_ZU LÖSENDE AUFGABEN_:
[a] Welche frühere Annahme über die Ursache der Störung hat sich laut dem Text über Autismus nicht bestätigt?
[b] Schreiben Sie den Text über Autismus im Anschluss an seinen letzten Satz weiter.

Die Ursachen der Störung sind bisher nicht eindeutig geklärt. Wissenschaftler vermuten, dass genetische Veränderungen zu einer Entwicklungsstörung des Gehirns führen. Außerdem gibt es Hinweise darauf, dass ein höheres Alter der Mutter oder des Vaters bei der Geburt des Kindes das Risiko für eine autistische Störung erhöht. Nicht bestätigt hat sich hingegen die frühere Annahme, dass Kinder erkranken, weil sich ihre Eltern „kalt“ verhalten oder ihren Nachwuchs ablehnen.
Durch ihren Mangel an Einfühlungsvermögen und Kontaktfähigkeit wirken Autisten manchmal gefühlskalt. „Das sind sie aber nicht, sondern sie haben Schwierigkeiten, eigene Gefühle auszudrücken oder Gefühle anderer richtig zu interpretieren“, sagt AOK-Ärztin Maroß. Doch so schwierig es für andere Menschen ist, Autisten zu verstehen, so wenig verstehen diese die Menschen um sich herum. Sie fühlen sich wie in einer fremden, chaotischen Welt oder wie auf einem fremden Planeten. Sie müssen Körpersignale anderer Menschen lernen wie Vokabeln.

_DATENSATZAUSZUG_:
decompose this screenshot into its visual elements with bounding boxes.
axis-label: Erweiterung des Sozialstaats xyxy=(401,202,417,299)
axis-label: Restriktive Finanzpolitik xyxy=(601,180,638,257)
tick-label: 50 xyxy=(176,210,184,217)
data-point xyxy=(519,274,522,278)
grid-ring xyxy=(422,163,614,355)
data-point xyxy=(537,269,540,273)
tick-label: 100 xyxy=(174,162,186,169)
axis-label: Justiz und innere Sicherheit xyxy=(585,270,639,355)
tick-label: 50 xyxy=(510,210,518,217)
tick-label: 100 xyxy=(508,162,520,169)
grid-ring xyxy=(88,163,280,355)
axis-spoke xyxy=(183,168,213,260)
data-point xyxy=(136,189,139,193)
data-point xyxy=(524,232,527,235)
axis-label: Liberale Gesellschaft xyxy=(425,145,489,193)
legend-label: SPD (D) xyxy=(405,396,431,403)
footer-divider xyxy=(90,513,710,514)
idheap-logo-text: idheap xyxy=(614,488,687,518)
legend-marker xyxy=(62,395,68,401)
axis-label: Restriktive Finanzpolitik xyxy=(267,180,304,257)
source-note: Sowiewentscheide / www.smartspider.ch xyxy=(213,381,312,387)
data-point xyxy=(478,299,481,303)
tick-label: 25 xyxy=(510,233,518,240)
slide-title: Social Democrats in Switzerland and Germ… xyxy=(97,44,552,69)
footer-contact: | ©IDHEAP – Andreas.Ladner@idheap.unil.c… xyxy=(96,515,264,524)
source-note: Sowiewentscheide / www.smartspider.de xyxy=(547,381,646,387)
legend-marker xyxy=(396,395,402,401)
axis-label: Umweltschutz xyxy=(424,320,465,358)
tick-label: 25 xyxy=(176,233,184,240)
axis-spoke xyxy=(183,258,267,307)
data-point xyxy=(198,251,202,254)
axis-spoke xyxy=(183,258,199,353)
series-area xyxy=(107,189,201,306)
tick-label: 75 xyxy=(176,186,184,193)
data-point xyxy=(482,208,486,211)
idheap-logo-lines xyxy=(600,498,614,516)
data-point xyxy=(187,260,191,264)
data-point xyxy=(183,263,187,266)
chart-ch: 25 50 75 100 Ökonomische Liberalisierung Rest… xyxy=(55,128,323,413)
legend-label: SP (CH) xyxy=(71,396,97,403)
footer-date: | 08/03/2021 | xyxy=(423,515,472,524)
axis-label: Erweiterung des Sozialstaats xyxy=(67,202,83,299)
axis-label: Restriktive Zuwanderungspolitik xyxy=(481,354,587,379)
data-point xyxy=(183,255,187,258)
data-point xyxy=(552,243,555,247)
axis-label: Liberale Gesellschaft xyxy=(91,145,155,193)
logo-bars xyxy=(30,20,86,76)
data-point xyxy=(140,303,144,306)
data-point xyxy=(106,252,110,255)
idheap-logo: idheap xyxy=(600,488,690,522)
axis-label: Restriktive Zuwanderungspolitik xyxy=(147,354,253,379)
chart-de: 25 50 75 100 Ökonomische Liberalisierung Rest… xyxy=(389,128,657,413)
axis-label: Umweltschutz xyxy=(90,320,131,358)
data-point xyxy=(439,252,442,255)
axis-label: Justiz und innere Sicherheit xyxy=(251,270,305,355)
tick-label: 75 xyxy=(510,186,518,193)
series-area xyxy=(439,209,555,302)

_ANTWORTEN_:
[a] Nicht bestätigt hat sich die Annahme, dass Kinder erkranken, weil sich ihre Eltern „kalt“ verhalten oder ihren Nachwuchs ablehnen.

[b]
Autismus ist nicht heilbar, sondern begleitet die Betroffenen und ihre Familien ein Leben lang. „Eine rechtzeitige Diagnose ist allerdings wichtig, denn frühzeitige Förderung kann einiges bewirken“, sagt Maroß. Die Fachärztin empfiehlt Eltern, beim Verdacht auf eine autistische Störung zu einem Kinder- und Jugendpsychiater zu gehen. Der Arzt befragt die Eltern zunächst gezielt nach typischen Verhaltensweisen. Ein umfassendes Bild macht er sich außerdem durch Fragebögen und indem er das Kind genau beobachtet, etwa beim Spielen. Durch weitere Untersuchungen schließt er andere Erkrankungen oder Störungen aus. Zudem überprüft er Intelligenz, Sprachentwicklung und Motorik. Eine Therapie zielt vor allem darauf ab, die Entwicklung der Betroffenen zu fördern und ihnen zu ermöglichen, ein möglichst selbstständiges Leben zu führen. Die Eltern und Betreuer sollten in die Behandlung einbezogen werden. Während sich mit Medikamenten lediglich Begleiterscheinungen lindern lassen, kann ein Verhaltenstraining autistischen Kindern helfen, Beziehungen zu anderen Menschen aufzubauen und sich mit ihnen zu verständigen. Zurzeit werden verschiedene Verfahren angewandt. Bei manchen Ansätzen wird beispielsweise erwünschtes Verhalten belohnt. Auch pädagogische Förderkonzepte kommen zum Einsatz. Je nach individueller Konstellation können die Kinder im Rahmen von einem therapeutischen Gesamtkonzept auch mit Ergotherapie, Logopädie oder kreativen Angeboten gefördert werden.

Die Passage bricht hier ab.